[Collection entries]
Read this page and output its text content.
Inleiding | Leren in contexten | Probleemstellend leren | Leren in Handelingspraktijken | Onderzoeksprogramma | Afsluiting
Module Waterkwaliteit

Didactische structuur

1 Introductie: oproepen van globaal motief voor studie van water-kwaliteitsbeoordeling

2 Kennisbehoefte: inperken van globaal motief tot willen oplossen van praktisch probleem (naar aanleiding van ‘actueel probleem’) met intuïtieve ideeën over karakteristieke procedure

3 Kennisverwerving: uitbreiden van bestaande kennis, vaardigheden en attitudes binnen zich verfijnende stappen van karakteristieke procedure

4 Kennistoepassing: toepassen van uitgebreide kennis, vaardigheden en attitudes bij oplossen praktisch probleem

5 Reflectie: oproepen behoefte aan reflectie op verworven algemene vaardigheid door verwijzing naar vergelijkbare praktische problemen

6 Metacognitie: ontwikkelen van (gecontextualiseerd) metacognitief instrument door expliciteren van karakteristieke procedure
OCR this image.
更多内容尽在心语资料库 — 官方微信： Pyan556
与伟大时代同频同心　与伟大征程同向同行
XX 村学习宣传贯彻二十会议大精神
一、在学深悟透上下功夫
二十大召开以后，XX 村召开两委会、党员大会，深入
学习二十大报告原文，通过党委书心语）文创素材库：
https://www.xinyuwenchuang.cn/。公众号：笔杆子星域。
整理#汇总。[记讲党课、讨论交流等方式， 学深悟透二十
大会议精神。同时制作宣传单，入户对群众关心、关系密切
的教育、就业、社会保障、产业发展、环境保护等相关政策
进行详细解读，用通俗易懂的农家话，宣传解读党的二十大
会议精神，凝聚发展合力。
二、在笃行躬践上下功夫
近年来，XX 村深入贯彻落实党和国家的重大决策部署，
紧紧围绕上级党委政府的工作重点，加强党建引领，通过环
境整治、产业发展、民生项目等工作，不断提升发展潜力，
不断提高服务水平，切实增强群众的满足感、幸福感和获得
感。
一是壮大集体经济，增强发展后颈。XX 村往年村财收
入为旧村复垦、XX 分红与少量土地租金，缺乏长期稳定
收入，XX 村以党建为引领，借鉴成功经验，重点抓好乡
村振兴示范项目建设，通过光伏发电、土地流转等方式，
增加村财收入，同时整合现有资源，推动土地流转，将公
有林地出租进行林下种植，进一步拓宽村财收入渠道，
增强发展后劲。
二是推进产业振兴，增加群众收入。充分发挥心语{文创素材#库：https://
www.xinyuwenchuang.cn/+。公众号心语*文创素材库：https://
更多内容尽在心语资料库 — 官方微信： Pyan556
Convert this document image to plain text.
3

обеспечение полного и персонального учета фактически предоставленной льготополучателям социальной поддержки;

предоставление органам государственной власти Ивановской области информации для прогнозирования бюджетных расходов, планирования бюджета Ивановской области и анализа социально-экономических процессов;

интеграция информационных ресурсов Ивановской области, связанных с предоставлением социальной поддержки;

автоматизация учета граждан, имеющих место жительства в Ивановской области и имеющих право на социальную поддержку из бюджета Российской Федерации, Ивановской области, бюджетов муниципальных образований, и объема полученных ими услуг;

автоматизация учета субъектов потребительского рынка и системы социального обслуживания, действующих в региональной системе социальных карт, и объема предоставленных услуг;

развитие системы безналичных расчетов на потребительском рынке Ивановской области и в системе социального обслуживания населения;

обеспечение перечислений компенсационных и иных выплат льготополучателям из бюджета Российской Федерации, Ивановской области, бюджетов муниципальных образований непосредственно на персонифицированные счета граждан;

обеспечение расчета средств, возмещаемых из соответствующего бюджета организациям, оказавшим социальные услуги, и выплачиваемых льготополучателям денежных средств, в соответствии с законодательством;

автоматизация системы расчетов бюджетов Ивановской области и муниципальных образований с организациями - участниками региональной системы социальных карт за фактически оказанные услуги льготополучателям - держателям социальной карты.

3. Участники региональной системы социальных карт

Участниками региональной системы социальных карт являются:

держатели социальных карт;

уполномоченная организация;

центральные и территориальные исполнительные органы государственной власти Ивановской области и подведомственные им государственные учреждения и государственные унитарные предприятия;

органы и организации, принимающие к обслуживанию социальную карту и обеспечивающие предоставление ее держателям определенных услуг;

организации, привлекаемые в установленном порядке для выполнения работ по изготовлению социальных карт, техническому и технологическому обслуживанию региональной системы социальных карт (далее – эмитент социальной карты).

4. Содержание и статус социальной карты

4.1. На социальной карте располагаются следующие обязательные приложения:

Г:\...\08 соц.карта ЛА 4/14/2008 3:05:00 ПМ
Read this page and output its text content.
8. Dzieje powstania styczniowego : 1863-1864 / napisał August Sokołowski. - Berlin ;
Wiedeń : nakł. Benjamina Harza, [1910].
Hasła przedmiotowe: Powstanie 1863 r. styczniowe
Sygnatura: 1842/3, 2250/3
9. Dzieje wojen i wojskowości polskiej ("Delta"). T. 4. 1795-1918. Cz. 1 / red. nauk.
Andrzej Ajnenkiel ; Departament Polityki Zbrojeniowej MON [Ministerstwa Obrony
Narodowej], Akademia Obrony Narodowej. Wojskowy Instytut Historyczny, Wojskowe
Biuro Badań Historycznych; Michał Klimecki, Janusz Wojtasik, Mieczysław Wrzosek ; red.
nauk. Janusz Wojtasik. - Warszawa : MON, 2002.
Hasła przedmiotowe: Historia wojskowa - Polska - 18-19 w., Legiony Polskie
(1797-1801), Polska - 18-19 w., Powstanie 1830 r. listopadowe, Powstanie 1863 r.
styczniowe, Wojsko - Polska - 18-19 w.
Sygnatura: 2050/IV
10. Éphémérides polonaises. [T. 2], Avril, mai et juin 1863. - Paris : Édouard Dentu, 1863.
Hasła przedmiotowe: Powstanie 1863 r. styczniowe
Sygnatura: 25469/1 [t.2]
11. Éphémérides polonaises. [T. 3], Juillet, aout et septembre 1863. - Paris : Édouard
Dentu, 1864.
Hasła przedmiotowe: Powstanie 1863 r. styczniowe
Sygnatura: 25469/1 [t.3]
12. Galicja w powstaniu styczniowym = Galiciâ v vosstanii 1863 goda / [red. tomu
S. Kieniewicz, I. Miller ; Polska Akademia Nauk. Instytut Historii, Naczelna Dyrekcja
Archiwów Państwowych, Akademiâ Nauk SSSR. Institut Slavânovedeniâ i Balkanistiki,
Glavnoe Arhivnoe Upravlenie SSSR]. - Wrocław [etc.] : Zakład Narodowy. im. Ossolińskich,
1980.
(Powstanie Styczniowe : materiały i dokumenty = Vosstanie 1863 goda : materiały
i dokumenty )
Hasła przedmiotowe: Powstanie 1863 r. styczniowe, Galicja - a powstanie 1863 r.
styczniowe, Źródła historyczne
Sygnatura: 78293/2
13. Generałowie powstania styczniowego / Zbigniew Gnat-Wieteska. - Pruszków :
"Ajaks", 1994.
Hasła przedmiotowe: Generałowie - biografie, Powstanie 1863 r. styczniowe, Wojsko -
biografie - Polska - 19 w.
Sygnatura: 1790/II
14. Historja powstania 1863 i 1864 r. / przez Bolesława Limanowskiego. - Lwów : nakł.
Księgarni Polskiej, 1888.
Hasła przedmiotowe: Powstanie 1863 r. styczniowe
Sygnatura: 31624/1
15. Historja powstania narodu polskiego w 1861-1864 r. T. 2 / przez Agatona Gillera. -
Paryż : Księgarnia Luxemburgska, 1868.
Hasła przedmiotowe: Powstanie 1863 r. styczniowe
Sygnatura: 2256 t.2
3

### BRIEF:
From the records above, please extract every line and repeat it exactly.

### RESPONSE TO THIS EXERCISE:
Read this page and output its text content.
Inleiding | Leren in contexten | Probleemstellend leren | Leren in Handelingspraktijken | Onderzoeksprogramma | Afsluiting
Module Waterkwaliteit

Didactische structuur

1 Introductie: oproepen van globaal motief voor studie van water-kwaliteitsbeoordeling

2 Kennisbehoefte: inperken van globaal motief tot willen oplossen van praktisch probleem (naar aanleiding van ‘actueel probleem’) met intuïtieve ideeën over karakteristieke procedure

3 Kennisverwerving: uitbreiden van bestaande kennis, vaardigheden en attitudes binnen zich verfijnende stappen van karakteristieke procedure

4 Kennistoepassing: toepassen van uitgebreide kennis, vaardigheden en attitudes bij oplossen praktisch probleem

5 Reflectie: oproepen behoefte aan reflectie op verworven algemene vaardigheid door verwijzing naar vergelijkbare praktische problemen

6 Metacognitie: ontwikkelen van (gecontextualiseerd) metacognitief instrument door expliciteren van karakteristieke procedure
OCR this image.
更多内容尽在心语资料库 — 官方微信： Pyan556
与伟大时代同频同心　与伟大征程同向同行
XX 村学习宣传贯彻二十会议大精神
一、在学深悟透上下功夫
二十大召开以后，XX 村召开两委会、党员大会，深入
学习二十大报告原文，通过党委书心语）文创素材库：
https://www.xinyuwenchuang.cn/。公众号：笔杆子星域。
整理#汇总。[记讲党课、讨论交流等方式， 学深悟透二十
大会议精神。同时制作宣传单，入户对群众关心、关系密切
的教育、就业、社会保障、产业发展、环境保护等相关政策
进行详细解读，用通俗易懂的农家话，宣传解读党的二十大
会议精神，凝聚发展合力。
二、在笃行躬践上下功夫
近年来，XX 村深入贯彻落实党和国家的重大决策部署，
紧紧围绕上级党委政府的工作重点，加强党建引领，通过环
境整治、产业发展、民生项目等工作，不断提升发展潜力，
不断提高服务水平，切实增强群众的满足感、幸福感和获得
感。
一是壮大集体经济，增强发展后颈。XX 村往年村财收
入为旧村复垦、XX 分红与少量土地租金，缺乏长期稳定
收入，XX 村以党建为引领，借鉴成功经验，重点抓好乡
村振兴示范项目建设，通过光伏发电、土地流转等方式，
增加村财收入，同时整合现有资源，推动土地流转，将公
有林地出租进行林下种植，进一步拓宽村财收入渠道，
增强发展后劲。
二是推进产业振兴，增加群众收入。充分发挥心语{文创素材#库：https://
www.xinyuwenchuang.cn/+。公众号心语*文创素材库：https://
更多内容尽在心语资料库 — 官方微信： Pyan556
Convert this document image to plain text.
3

обеспечение полного и персонального учета фактически предоставленной льготополучателям социальной поддержки;

предоставление органам государственной власти Ивановской области информации для прогнозирования бюджетных расходов, планирования бюджета Ивановской области и анализа социально-экономических процессов;

интеграция информационных ресурсов Ивановской области, связанных с предоставлением социальной поддержки;

автоматизация учета граждан, имеющих место жительства в Ивановской области и имеющих право на социальную поддержку из бюджета Российской Федерации, Ивановской области, бюджетов муниципальных образований, и объема полученных ими услуг;

автоматизация учета субъектов потребительского рынка и системы социального обслуживания, действующих в региональной системе социальных карт, и объема предоставленных услуг;

развитие системы безналичных расчетов на потребительском рынке Ивановской области и в системе социального обслуживания населения;

обеспечение перечислений компенсационных и иных выплат льготополучателям из бюджета Российской Федерации, Ивановской области, бюджетов муниципальных образований непосредственно на персонифицированные счета граждан;

обеспечение расчета средств, возмещаемых из соответствующего бюджета организациям, оказавшим социальные услуги, и выплачиваемых льготополучателям денежных средств, в соответствии с законодательством;

автоматизация системы расчетов бюджетов Ивановской области и муниципальных образований с организациями - участниками региональной системы социальных карт за фактически оказанные услуги льготополучателям - держателям социальной карты.

3. Участники региональной системы социальных карт

Участниками региональной системы социальных карт являются:

держатели социальных карт;

уполномоченная организация;

центральные и территориальные исполнительные органы государственной власти Ивановской области и подведомственные им государственные учреждения и государственные унитарные предприятия;

органы и организации, принимающие к обслуживанию социальную карту и обеспечивающие предоставление ее держателям определенных услуг;

организации, привлекаемые в установленном порядке для выполнения работ по изготовлению социальных карт, техническому и технологическому обслуживанию региональной системы социальных карт (далее – эмитент социальной карты).

4. Содержание и статус социальной карты

4.1. На социальной карте располагаются следующие обязательные приложения:

Г:\...\08 соц.карта ЛА 4/14/2008 3:05:00 ПМ
Read this page and output its text content.
8. Dzieje powstania styczniowego : 1863-1864 / napisał August Sokołowski. - Berlin ;
Wiedeń : nakł. Benjamina Harza, [1910].
Hasła przedmiotowe: Powstanie 1863 r. styczniowe
Sygnatura: 1842/3, 2250/3
9. Dzieje wojen i wojskowości polskiej ("Delta"). T. 4. 1795-1918. Cz. 1 / red. nauk.
Andrzej Ajnenkiel ; Departament Polityki Zbrojeniowej MON [Ministerstwa Obrony
Narodowej], Akademia Obrony Narodowej. Wojskowy Instytut Historyczny, Wojskowe
Biuro Badań Historycznych; Michał Klimecki, Janusz Wojtasik, Mieczysław Wrzosek ; red.
nauk. Janusz Wojtasik. - Warszawa : MON, 2002.
Hasła przedmiotowe: Historia wojskowa - Polska - 18-19 w., Legiony Polskie
(1797-1801), Polska - 18-19 w., Powstanie 1830 r. listopadowe, Powstanie 1863 r.
styczniowe, Wojsko - Polska - 18-19 w.
Sygnatura: 2050/IV
10. Éphémérides polonaises. [T. 2], Avril, mai et juin 1863. - Paris : Édouard Dentu, 1863.
Hasła przedmiotowe: Powstanie 1863 r. styczniowe
Sygnatura: 25469/1 [t.2]
11. Éphémérides polonaises. [T. 3], Juillet, aout et septembre 1863. - Paris : Édouard
Dentu, 1864.
Hasła przedmiotowe: Powstanie 1863 r. styczniowe
Sygnatura: 25469/1 [t.3]
12. Galicja w powstaniu styczniowym = Galiciâ v vosstanii 1863 goda / [red. tomu
S. Kieniewicz, I. Miller ; Polska Akademia Nauk. Instytut Historii, Naczelna Dyrekcja
Archiwów Państwowych, Akademiâ Nauk SSSR. Institut Slavânovedeniâ i Balkanistiki,
Glavnoe Arhivnoe Upravlenie SSSR]. - Wrocław [etc.] : Zakład Narodowy. im. Ossolińskich,
1980.
(Powstanie Styczniowe : materiały i dokumenty = Vosstanie 1863 goda : materiały
i dokumenty )
Hasła przedmiotowe: Powstanie 1863 r. styczniowe, Galicja - a powstanie 1863 r.
styczniowe, Źródła historyczne
Sygnatura: 78293/2
13. Generałowie powstania styczniowego / Zbigniew Gnat-Wieteska. - Pruszków :
"Ajaks", 1994.
Hasła przedmiotowe: Generałowie - biografie, Powstanie 1863 r. styczniowe, Wojsko -
biografie - Polska - 19 w.
Sygnatura: 1790/II
14. Historja powstania 1863 i 1864 r. / przez Bolesława Limanowskiego. - Lwów : nakł.
Księgarni Polskiej, 1888.
Hasła przedmiotowe: Powstanie 1863 r. styczniowe
Sygnatura: 31624/1
15. Historja powstania narodu polskiego w 1861-1864 r. T. 2 / przez Agatona Gillera. -
Paryż : Księgarnia Luxemburgska, 1868.
Hasła przedmiotowe: Powstanie 1863 r. styczniowe
Sygnatura: 2256 t.2
3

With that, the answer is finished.